# [Exercise goal]
In full and without alteration, give the listing again.

# [Data rows]
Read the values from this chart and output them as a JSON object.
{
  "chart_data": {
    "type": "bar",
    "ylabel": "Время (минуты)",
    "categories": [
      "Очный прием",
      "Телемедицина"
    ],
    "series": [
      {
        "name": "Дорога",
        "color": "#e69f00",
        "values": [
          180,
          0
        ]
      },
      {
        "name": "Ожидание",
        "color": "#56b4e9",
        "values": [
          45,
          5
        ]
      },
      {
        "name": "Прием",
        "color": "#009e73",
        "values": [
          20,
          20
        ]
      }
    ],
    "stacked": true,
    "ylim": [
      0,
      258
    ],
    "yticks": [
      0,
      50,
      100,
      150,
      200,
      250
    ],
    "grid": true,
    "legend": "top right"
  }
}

# [Correct output]
Read the values from this chart and output them as a JSON object.
{
  "chart_data": {
    "type": "bar",
    "ylabel": "Время (минуты)",
    "categories": [
      "Очный прием",
      "Телемедицина"
    ],
    "series": [
      {
        "name": "Дорога",
        "color": "#e69f00",
        "values": [
          180,
          0
        ]
      },
      {
        "name": "Ожидание",
        "color": "#56b4e9",
        "values": [
          45,
          5
        ]
      },
      {
        "name": "Прием",
        "color": "#009e73",
        "values": [
          20,
          20
        ]
      }
    ],
    "stacked": true,
    "ylim": [
      0,
      258
    ],
    "yticks": [
      0,
      50,
      100,
      150,
      200,
      250
    ],
    "grid": true,
    "legend": "top right"
  }
}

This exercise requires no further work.